From the listing below, extract every line containing "placeholder".

**Dataset records**
┌──

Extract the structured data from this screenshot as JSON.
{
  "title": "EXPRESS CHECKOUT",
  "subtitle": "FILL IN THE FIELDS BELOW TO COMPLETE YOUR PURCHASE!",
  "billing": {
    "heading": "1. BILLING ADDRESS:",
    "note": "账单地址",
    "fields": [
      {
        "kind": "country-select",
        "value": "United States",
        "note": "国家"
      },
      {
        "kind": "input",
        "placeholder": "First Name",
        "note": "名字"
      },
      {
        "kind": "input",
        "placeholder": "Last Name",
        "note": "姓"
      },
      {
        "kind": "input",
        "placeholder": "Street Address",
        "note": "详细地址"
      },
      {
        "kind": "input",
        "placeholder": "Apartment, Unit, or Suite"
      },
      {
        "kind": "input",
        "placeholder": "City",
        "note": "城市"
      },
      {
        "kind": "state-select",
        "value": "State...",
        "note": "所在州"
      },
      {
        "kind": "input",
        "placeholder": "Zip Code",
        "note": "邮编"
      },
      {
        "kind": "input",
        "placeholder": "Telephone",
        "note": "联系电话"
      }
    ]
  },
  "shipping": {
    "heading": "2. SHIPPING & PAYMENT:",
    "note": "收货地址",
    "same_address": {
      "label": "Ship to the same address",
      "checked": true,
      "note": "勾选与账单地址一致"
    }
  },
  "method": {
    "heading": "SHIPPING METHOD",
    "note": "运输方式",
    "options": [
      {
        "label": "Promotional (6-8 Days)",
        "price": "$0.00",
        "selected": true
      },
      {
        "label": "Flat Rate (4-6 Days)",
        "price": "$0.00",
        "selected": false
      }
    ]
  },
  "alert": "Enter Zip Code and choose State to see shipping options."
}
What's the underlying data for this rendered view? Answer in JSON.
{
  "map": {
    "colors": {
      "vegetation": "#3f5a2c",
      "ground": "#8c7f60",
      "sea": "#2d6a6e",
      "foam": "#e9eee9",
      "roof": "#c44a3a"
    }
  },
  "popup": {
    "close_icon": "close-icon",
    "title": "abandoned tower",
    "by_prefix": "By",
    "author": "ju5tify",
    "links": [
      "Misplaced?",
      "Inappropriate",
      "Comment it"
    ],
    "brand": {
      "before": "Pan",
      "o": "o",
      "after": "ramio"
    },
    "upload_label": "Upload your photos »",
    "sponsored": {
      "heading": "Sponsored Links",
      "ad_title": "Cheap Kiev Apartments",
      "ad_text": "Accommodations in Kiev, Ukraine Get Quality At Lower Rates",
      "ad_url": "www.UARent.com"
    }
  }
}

└──

**Full output**
        "placeholder": "First Name",
        "placeholder": "Last Name",
        "placeholder": "Street Address",
        "placeholder": "Apartment, Unit, or Suite"
        "placeholder": "City",
        "placeholder": "Zip Code",
        "placeholder": "Telephone",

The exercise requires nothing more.